(Data excerpts)
========================================================================

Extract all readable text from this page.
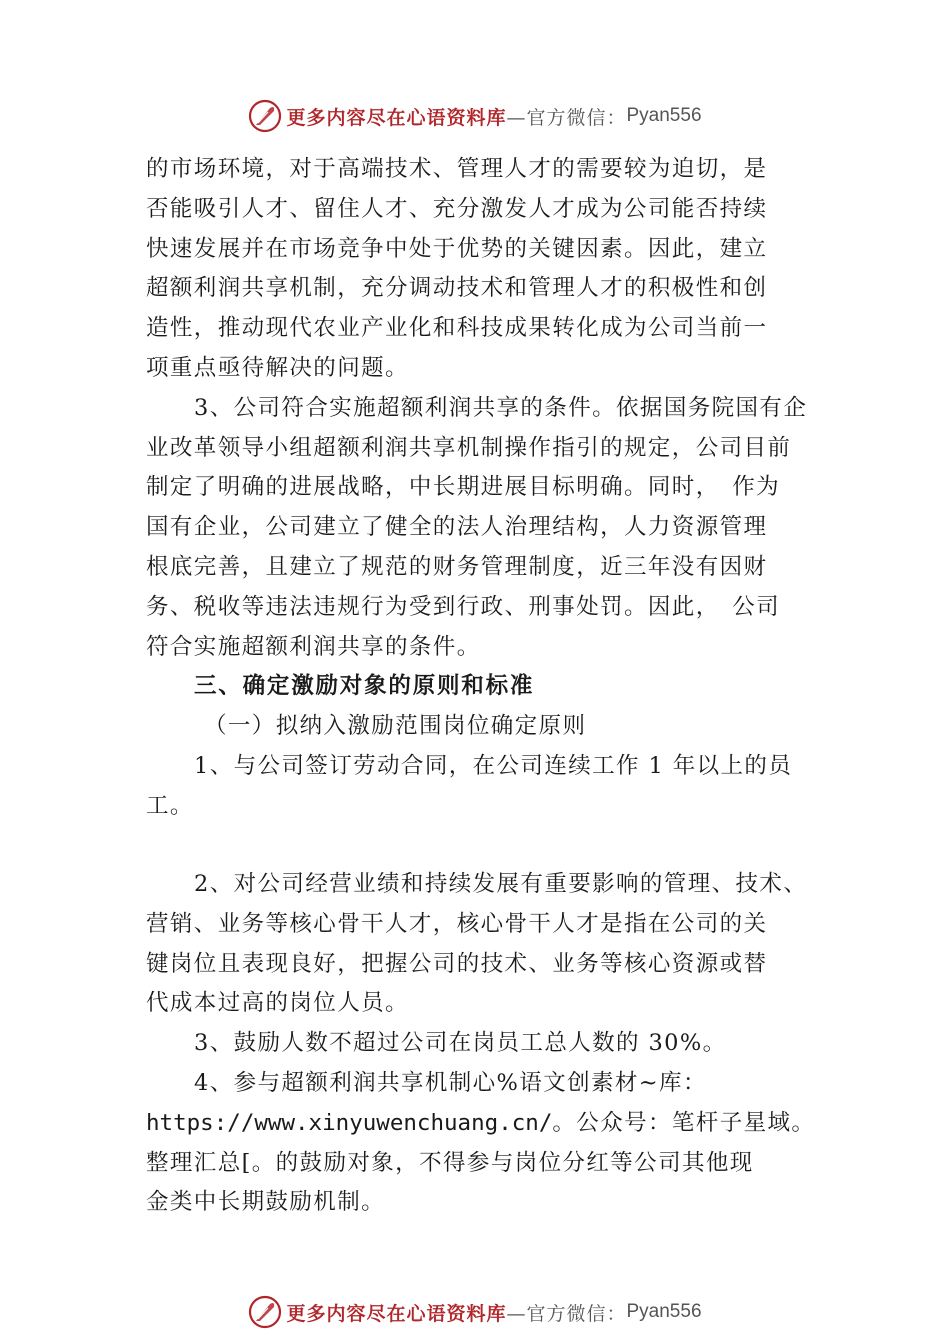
更多内容尽在心语资料库 —官方微信： Pyan556
的市场环境，对于高端技术、管理人才的需要较为迫切，是
否能吸引人才、留住人才、充分激发人才成为公司能否持续
快速发展并在市场竞争中处于优势的关键因素。因此，建立
超额利润共享机制，充分调动技术和管理人才的积极性和创
造性，推动现代农业产业化和科技成果转化成为公司当前一
项重点亟待解决的问题。
3、公司符合实施超额利润共享的条件。依据国务院国有企
业改革领导小组超额利润共享机制操作指引的规定，公司目前
制定了明确的进展战略，中长期进展目标明确。同时，　作为
国有企业，公司建立了健全的法人治理结构，人力资源管理
根底完善，且建立了规范的财务管理制度，近三年没有因财
务、税收等违法违规行为受到行政、刑事处罚。因此，　公司
符合实施超额利润共享的条件。
三、确定激励对象的原则和标准
（一）拟纳入激励范围岗位确定原则
1、与公司签订劳动合同，在公司连续工作 1 年以上的员
工。
2、对公司经营业绩和持续发展有重要影响的管理、技术、
营销、业务等核心骨干人才，核心骨干人才是指在公司的关
键岗位且表现良好，把握公司的技术、业务等核心资源或替
代成本过高的岗位人员。
3、鼓励人数不超过公司在岗员工总人数的 30%。
4、参与超额利润共享机制心%语文创素材~库：
https://www.xinyuwenchuang.cn/。公众号：笔杆子星域。
整理汇总[。的鼓励对象，不得参与岗位分红等公司其他现
金类中长期鼓励机制。
更多内容尽在心语资料库 —官方微信： Pyan556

========================================================================

Given task: Go through the listing above and write it out again exactly, dropping the pictures.

Full solution:
Extract all readable text from this page.
更多内容尽在心语资料库 —官方微信： Pyan556
的市场环境，对于高端技术、管理人才的需要较为迫切，是
否能吸引人才、留住人才、充分激发人才成为公司能否持续
快速发展并在市场竞争中处于优势的关键因素。因此，建立
超额利润共享机制，充分调动技术和管理人才的积极性和创
造性，推动现代农业产业化和科技成果转化成为公司当前一
项重点亟待解决的问题。
3、公司符合实施超额利润共享的条件。依据国务院国有企
业改革领导小组超额利润共享机制操作指引的规定，公司目前
制定了明确的进展战略，中长期进展目标明确。同时，　作为
国有企业，公司建立了健全的法人治理结构，人力资源管理
根底完善，且建立了规范的财务管理制度，近三年没有因财
务、税收等违法违规行为受到行政、刑事处罚。因此，　公司
符合实施超额利润共享的条件。
三、确定激励对象的原则和标准
（一）拟纳入激励范围岗位确定原则
1、与公司签订劳动合同，在公司连续工作 1 年以上的员
工。
2、对公司经营业绩和持续发展有重要影响的管理、技术、
营销、业务等核心骨干人才，核心骨干人才是指在公司的关
键岗位且表现良好，把握公司的技术、业务等核心资源或替
代成本过高的岗位人员。
3、鼓励人数不超过公司在岗员工总人数的 30%。
4、参与超额利润共享机制心%语文创素材~库：
https://www.xinyuwenchuang.cn/。公众号：笔杆子星域。
整理汇总[。的鼓励对象，不得参与岗位分红等公司其他现
金类中长期鼓励机制。
更多内容尽在心语资料库 —官方微信： Pyan556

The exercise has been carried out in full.